Description of the task: Pull out every line with the word "name".

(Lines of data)
_ _ _
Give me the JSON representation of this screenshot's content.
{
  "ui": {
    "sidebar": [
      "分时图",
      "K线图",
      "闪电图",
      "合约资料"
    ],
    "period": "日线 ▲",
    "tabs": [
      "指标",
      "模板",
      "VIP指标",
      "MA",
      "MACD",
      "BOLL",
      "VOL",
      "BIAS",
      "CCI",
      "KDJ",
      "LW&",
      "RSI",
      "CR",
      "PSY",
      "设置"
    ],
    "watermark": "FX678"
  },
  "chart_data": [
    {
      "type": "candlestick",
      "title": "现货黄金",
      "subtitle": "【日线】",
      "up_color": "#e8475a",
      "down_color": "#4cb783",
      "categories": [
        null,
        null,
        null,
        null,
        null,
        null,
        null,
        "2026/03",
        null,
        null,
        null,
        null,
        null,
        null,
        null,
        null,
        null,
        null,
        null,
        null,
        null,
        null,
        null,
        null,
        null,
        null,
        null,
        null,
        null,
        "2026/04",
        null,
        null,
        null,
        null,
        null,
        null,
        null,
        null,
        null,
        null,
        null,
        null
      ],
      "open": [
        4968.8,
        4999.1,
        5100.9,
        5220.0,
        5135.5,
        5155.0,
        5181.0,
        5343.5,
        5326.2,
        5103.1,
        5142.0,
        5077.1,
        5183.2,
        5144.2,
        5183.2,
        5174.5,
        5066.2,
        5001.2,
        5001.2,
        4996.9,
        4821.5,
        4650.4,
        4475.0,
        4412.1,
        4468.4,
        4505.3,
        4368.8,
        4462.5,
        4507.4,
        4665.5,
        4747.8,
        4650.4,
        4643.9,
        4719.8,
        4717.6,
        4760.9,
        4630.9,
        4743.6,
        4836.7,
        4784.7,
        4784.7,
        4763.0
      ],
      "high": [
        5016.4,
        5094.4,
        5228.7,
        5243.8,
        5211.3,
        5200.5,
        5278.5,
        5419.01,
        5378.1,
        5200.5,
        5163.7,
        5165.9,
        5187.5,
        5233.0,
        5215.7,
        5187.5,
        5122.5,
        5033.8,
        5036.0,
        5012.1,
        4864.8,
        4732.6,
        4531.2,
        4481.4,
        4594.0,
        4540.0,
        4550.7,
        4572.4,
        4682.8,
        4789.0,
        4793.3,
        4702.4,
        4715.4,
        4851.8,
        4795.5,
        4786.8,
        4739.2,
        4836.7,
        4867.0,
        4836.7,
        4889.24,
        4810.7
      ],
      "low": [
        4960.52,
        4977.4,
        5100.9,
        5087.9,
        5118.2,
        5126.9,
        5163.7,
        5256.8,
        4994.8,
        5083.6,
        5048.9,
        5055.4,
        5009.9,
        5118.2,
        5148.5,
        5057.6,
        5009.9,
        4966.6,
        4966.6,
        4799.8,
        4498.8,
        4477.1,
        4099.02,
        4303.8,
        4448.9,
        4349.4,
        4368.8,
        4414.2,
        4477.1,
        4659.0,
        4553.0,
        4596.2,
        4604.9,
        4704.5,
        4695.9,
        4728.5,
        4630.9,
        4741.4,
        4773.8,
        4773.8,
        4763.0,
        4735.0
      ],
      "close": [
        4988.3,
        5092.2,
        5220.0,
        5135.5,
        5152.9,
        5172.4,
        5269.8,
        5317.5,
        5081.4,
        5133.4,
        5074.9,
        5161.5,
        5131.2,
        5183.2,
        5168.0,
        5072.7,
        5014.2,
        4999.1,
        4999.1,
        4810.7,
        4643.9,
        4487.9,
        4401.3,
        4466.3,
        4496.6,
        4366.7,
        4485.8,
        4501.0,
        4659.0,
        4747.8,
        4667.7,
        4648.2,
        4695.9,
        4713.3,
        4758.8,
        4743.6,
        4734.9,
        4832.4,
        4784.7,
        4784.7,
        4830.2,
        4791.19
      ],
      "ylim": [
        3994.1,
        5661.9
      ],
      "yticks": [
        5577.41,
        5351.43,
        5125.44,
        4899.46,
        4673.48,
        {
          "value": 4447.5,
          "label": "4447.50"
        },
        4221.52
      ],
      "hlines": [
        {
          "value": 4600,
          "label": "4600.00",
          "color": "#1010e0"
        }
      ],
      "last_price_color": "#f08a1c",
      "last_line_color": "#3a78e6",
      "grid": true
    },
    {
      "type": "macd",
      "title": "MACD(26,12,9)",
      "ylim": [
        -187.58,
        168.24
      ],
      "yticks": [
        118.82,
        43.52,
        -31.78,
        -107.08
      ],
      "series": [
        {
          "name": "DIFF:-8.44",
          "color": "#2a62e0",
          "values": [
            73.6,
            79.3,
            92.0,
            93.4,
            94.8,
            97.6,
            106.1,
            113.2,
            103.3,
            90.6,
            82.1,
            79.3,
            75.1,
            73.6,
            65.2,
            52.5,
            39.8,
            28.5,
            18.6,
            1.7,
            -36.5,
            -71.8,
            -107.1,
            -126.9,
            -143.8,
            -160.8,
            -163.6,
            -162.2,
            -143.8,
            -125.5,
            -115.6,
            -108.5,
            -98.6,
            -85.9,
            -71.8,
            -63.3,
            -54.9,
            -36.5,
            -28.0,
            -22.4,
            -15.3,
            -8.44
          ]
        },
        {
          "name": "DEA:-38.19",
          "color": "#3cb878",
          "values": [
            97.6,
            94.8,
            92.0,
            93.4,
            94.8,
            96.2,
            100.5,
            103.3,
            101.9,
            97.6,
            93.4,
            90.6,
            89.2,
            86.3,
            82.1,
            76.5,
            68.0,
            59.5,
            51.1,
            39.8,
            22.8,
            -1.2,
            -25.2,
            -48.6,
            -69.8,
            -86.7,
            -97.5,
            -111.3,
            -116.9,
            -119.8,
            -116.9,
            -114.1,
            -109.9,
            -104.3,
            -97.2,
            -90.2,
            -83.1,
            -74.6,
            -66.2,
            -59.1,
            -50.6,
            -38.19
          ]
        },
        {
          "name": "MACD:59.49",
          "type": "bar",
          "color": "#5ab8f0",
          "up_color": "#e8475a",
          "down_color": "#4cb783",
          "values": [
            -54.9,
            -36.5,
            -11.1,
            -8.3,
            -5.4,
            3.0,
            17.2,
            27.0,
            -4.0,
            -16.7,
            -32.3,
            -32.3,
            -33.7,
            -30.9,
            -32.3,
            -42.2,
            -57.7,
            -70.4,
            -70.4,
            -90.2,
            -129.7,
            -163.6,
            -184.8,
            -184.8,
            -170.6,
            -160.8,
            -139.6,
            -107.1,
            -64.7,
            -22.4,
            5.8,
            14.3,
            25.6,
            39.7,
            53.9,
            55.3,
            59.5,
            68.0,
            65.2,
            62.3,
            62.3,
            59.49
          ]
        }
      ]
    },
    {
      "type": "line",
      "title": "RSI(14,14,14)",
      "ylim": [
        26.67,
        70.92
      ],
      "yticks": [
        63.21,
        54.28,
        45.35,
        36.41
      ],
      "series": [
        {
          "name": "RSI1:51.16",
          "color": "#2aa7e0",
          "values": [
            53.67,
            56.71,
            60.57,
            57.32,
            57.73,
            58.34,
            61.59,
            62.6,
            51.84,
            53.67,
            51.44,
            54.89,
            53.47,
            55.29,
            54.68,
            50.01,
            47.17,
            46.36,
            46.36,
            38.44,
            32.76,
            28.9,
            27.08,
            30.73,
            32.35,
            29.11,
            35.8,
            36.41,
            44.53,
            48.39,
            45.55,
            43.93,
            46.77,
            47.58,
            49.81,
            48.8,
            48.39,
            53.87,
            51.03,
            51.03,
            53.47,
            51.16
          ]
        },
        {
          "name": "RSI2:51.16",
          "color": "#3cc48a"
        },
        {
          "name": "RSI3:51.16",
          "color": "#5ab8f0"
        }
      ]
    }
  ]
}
_ _ _
Solution:
          "name": "DIFF:-8.44",
          "name": "DEA:-38.19",
          "name": "MACD:59.49",
          "name": "RSI1:51.16",
          "name": "RSI2:51.16",
          "name": "RSI3:51.16",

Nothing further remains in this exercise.